Aim:
In the entries below, find every line with "title" and copy it.

BEGIN Input data

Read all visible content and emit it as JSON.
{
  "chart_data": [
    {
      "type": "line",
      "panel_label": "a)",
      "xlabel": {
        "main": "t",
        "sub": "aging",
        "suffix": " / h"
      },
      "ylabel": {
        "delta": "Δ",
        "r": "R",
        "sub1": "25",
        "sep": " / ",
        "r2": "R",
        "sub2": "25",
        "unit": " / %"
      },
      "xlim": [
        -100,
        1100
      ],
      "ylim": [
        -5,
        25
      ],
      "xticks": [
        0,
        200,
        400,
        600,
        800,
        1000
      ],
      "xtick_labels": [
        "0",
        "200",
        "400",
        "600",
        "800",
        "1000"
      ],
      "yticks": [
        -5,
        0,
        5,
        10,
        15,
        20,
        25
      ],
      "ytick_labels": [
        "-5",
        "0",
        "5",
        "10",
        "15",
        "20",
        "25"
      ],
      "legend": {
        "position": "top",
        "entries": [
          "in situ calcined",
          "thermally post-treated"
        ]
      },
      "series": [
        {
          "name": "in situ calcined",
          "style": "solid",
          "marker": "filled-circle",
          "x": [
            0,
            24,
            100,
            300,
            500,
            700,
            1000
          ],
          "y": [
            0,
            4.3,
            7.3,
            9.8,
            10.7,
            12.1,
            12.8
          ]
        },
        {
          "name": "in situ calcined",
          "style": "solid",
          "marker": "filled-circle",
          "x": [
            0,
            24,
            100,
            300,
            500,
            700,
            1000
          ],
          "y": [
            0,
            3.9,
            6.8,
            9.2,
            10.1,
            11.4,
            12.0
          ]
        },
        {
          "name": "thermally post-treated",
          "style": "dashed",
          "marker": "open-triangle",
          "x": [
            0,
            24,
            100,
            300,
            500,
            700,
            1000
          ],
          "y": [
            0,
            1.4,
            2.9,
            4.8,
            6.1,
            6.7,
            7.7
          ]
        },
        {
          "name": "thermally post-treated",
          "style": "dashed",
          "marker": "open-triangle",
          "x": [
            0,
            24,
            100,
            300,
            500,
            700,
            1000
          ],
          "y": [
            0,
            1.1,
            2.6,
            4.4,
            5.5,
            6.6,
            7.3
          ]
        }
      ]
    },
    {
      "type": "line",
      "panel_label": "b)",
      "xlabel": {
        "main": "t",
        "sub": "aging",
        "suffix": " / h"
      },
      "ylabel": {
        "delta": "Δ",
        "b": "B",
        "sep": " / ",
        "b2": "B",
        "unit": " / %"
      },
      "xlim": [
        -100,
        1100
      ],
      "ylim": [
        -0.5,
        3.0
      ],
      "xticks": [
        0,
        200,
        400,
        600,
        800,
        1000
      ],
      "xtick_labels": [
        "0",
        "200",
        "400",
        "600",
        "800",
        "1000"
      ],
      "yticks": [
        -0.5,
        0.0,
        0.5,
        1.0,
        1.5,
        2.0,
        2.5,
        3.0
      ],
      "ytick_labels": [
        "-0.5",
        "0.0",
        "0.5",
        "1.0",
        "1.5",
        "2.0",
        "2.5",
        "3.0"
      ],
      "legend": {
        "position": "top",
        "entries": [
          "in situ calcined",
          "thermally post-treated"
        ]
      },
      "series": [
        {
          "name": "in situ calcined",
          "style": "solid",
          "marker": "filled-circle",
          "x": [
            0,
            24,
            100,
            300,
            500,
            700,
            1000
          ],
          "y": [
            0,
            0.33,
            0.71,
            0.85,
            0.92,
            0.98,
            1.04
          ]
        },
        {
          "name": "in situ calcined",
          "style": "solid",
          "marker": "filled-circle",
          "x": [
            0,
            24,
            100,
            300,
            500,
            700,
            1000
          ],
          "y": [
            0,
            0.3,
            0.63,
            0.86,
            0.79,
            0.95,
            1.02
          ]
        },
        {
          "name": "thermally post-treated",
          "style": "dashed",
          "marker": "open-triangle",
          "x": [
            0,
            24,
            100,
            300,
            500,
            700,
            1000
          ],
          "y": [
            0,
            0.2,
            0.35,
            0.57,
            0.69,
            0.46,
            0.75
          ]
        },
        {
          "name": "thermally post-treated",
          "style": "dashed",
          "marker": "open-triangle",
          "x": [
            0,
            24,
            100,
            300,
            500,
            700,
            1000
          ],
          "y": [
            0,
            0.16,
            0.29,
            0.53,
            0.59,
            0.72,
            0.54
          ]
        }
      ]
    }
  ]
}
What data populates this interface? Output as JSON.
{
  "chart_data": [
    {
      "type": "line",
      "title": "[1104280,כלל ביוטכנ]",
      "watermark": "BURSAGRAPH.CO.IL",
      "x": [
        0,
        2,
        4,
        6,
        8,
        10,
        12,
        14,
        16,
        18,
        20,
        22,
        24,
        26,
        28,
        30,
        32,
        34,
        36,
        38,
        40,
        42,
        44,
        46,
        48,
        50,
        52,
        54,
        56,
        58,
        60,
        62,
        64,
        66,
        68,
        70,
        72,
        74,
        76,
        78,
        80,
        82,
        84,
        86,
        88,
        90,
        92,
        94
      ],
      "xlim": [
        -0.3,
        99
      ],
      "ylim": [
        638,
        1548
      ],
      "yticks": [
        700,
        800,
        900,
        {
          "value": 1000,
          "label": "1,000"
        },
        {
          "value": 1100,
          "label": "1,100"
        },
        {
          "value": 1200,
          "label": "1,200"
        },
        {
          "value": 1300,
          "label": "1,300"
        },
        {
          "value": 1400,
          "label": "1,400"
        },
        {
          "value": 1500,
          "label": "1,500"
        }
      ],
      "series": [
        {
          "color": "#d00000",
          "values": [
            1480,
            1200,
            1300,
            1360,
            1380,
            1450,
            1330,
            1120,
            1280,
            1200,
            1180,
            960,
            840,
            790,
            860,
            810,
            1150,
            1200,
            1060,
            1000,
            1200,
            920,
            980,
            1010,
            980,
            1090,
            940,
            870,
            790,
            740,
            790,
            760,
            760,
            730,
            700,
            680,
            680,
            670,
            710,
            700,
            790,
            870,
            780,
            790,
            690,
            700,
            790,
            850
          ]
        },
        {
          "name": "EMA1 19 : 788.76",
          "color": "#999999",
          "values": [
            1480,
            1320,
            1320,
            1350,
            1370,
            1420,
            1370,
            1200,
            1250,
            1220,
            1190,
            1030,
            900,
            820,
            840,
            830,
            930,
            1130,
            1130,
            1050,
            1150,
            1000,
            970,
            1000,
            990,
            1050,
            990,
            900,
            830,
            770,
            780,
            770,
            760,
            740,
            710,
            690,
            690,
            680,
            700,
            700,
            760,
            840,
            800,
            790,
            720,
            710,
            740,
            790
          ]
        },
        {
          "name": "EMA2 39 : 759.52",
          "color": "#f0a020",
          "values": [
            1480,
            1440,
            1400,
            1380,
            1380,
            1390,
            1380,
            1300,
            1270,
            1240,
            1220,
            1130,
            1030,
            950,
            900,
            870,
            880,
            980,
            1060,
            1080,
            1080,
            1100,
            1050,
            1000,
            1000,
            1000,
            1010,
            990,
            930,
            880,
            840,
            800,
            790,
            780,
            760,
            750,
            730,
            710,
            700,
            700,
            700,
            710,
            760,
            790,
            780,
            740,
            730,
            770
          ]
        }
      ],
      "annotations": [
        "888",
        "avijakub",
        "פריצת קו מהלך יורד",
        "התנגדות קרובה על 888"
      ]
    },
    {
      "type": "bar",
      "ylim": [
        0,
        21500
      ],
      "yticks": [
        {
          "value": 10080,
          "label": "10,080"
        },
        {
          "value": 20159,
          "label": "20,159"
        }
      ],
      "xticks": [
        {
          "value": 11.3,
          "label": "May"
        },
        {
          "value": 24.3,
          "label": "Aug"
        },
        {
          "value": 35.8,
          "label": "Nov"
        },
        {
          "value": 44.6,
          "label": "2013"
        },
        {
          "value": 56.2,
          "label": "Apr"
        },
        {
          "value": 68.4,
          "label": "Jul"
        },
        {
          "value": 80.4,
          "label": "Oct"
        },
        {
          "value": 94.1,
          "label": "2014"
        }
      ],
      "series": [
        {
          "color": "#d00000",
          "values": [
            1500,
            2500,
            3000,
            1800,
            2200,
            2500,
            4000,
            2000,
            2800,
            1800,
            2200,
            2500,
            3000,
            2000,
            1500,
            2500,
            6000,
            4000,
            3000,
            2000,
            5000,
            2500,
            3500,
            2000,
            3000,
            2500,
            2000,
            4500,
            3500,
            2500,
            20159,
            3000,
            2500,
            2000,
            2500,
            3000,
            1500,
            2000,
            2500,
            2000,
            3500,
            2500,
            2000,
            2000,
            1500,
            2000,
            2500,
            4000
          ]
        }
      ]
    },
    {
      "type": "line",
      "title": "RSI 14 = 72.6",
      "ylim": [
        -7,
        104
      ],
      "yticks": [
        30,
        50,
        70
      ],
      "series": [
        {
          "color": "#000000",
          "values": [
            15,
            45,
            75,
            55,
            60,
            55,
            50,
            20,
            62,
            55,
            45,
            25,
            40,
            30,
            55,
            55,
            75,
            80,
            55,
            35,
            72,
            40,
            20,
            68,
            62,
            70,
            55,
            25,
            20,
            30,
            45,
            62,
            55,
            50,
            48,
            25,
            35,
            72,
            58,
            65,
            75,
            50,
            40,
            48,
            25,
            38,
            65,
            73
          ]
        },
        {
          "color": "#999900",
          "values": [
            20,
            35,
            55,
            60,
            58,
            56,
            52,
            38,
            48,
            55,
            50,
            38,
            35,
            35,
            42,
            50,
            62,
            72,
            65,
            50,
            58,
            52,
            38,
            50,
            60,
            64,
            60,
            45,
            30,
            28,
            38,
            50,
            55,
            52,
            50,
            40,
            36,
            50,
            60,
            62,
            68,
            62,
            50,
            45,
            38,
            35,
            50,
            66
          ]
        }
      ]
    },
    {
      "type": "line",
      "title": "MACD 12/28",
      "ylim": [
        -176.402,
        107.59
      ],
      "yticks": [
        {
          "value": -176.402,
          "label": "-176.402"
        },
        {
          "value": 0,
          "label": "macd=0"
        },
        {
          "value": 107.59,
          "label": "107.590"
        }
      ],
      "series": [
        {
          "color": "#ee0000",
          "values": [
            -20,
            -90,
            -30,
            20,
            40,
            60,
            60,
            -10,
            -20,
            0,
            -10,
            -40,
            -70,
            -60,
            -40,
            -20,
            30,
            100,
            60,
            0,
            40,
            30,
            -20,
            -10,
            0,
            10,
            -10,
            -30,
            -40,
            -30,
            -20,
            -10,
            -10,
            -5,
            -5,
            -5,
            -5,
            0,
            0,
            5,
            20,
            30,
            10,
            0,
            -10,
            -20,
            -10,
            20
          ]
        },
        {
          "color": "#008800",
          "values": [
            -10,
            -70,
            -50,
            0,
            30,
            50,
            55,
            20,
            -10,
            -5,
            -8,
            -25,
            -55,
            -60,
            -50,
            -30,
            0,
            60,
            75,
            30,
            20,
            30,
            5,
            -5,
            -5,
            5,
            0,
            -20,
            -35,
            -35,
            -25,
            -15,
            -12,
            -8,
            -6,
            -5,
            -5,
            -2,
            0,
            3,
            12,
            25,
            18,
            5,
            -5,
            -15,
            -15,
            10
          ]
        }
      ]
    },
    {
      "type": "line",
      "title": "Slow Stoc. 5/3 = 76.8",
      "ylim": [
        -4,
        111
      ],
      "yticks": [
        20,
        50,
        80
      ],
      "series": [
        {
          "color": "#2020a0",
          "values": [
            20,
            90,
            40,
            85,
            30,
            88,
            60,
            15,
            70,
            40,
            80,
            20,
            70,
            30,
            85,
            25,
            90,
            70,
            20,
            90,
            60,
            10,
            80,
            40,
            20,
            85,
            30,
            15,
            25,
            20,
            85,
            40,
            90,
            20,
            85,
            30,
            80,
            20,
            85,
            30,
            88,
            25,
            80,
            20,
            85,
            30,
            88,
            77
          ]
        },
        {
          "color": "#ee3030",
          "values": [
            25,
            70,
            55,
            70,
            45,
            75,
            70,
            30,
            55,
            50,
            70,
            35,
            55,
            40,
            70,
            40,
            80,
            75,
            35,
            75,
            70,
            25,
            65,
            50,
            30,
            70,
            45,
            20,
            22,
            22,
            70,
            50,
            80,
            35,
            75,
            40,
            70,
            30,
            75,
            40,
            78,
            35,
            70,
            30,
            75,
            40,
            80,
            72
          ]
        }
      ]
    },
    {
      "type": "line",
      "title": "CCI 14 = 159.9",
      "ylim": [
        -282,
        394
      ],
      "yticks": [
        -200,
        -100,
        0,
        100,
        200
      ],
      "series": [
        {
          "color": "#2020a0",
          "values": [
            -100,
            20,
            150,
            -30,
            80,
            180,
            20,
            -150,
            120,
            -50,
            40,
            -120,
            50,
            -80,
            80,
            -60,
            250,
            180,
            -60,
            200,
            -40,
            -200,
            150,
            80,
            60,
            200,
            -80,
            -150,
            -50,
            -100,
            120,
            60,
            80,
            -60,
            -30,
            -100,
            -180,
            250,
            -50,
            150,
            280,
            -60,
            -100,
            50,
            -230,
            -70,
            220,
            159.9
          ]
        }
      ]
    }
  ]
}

END Input data

In response:
      "title": "[1104280,כלל ביוטכנ]",
      "title": "RSI 14 = 72.6",
      "title": "MACD 12/28",
      "title": "Slow Stoc. 5/3 = 76.8",
      "title": "CCI 14 = 159.9",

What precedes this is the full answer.